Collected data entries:
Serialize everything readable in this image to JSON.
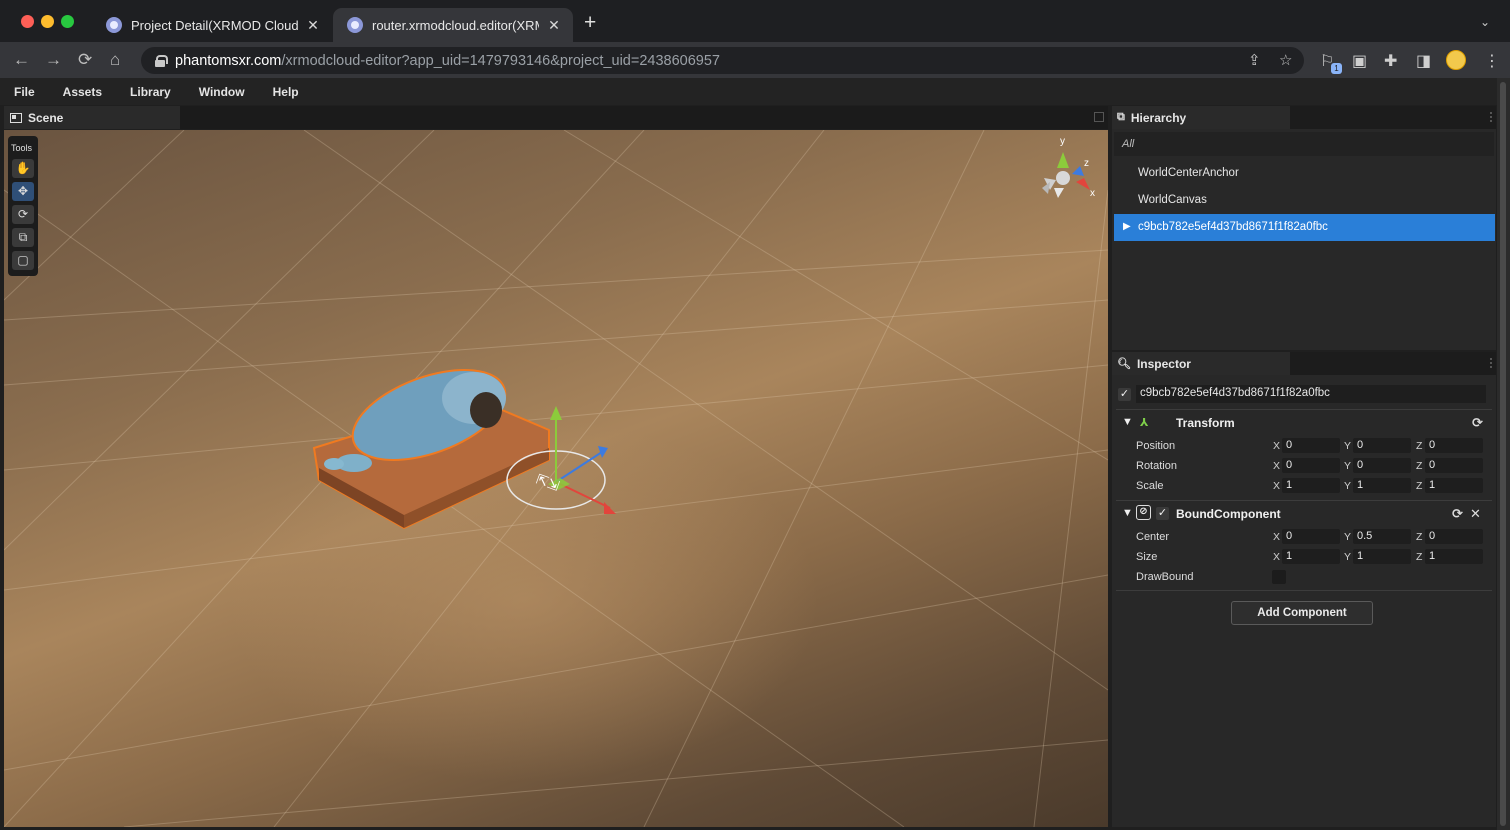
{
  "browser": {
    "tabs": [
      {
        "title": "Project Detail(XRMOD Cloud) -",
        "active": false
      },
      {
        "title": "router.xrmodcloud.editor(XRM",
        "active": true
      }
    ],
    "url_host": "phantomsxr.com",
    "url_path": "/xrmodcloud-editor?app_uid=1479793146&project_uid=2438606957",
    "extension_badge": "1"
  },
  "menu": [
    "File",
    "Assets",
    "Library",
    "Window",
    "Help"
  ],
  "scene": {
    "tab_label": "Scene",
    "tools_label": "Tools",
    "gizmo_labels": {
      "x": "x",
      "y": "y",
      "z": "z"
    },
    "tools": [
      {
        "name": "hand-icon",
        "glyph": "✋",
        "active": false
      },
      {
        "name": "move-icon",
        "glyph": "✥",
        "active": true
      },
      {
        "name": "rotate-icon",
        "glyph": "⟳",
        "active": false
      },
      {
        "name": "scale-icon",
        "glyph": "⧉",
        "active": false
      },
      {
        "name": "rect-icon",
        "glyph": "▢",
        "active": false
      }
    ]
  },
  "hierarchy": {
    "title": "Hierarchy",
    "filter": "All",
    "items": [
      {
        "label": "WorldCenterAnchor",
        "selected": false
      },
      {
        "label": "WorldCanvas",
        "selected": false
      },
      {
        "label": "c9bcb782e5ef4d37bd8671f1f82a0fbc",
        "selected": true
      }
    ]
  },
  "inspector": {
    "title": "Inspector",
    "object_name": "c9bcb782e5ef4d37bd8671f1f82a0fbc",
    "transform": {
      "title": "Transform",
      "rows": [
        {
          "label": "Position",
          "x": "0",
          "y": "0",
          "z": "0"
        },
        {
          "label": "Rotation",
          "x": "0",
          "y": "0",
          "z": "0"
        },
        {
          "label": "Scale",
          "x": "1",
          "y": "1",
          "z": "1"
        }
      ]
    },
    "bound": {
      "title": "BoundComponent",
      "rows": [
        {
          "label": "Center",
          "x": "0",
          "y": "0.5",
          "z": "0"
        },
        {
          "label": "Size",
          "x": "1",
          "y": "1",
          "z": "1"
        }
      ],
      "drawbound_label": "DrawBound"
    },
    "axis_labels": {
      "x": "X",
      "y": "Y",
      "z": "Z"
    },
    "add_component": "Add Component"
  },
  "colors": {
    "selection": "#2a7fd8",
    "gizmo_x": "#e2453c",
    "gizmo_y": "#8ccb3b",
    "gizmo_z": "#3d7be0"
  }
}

# [STATED GOAL]
Leave out the pictures and give the listing above again exactly.

# [ANSWER]
Serialize everything readable in this image to JSON.
{
  "browser": {
    "tabs": [
      {
        "title": "Project Detail(XRMOD Cloud) -",
        "active": false
      },
      {
        "title": "router.xrmodcloud.editor(XRM",
        "active": true
      }
    ],
    "url_host": "phantomsxr.com",
    "url_path": "/xrmodcloud-editor?app_uid=1479793146&project_uid=2438606957",
    "extension_badge": "1"
  },
  "menu": [
    "File",
    "Assets",
    "Library",
    "Window",
    "Help"
  ],
  "scene": {
    "tab_label": "Scene",
    "tools_label": "Tools",
    "gizmo_labels": {
      "x": "x",
      "y": "y",
      "z": "z"
    },
    "tools": [
      {
        "name": "hand-icon",
        "glyph": "✋",
        "active": false
      },
      {
        "name": "move-icon",
        "glyph": "✥",
        "active": true
      },
      {
        "name": "rotate-icon",
        "glyph": "⟳",
        "active": false
      },
      {
        "name": "scale-icon",
        "glyph": "⧉",
        "active": false
      },
      {
        "name": "rect-icon",
        "glyph": "▢",
        "active": false
      }
    ]
  },
  "hierarchy": {
    "title": "Hierarchy",
    "filter": "All",
    "items": [
      {
        "label": "WorldCenterAnchor",
        "selected": false
      },
      {
        "label": "WorldCanvas",
        "selected": false
      },
      {
        "label": "c9bcb782e5ef4d37bd8671f1f82a0fbc",
        "selected": true
      }
    ]
  },
  "inspector": {
    "title": "Inspector",
    "object_name": "c9bcb782e5ef4d37bd8671f1f82a0fbc",
    "transform": {
      "title": "Transform",
      "rows": [
        {
          "label": "Position",
          "x": "0",
          "y": "0",
          "z": "0"
        },
        {
          "label": "Rotation",
          "x": "0",
          "y": "0",
          "z": "0"
        },
        {
          "label": "Scale",
          "x": "1",
          "y": "1",
          "z": "1"
        }
      ]
    },
    "bound": {
      "title": "BoundComponent",
      "rows": [
        {
          "label": "Center",
          "x": "0",
          "y": "0.5",
          "z": "0"
        },
        {
          "label": "Size",
          "x": "1",
          "y": "1",
          "z": "1"
        }
      ],
      "drawbound_label": "DrawBound"
    },
    "axis_labels": {
      "x": "X",
      "y": "Y",
      "z": "Z"
    },
    "add_component": "Add Component"
  },
  "colors": {
    "selection": "#2a7fd8",
    "gizmo_x": "#e2453c",
    "gizmo_y": "#8ccb3b",
    "gizmo_z": "#3d7be0"
  }
}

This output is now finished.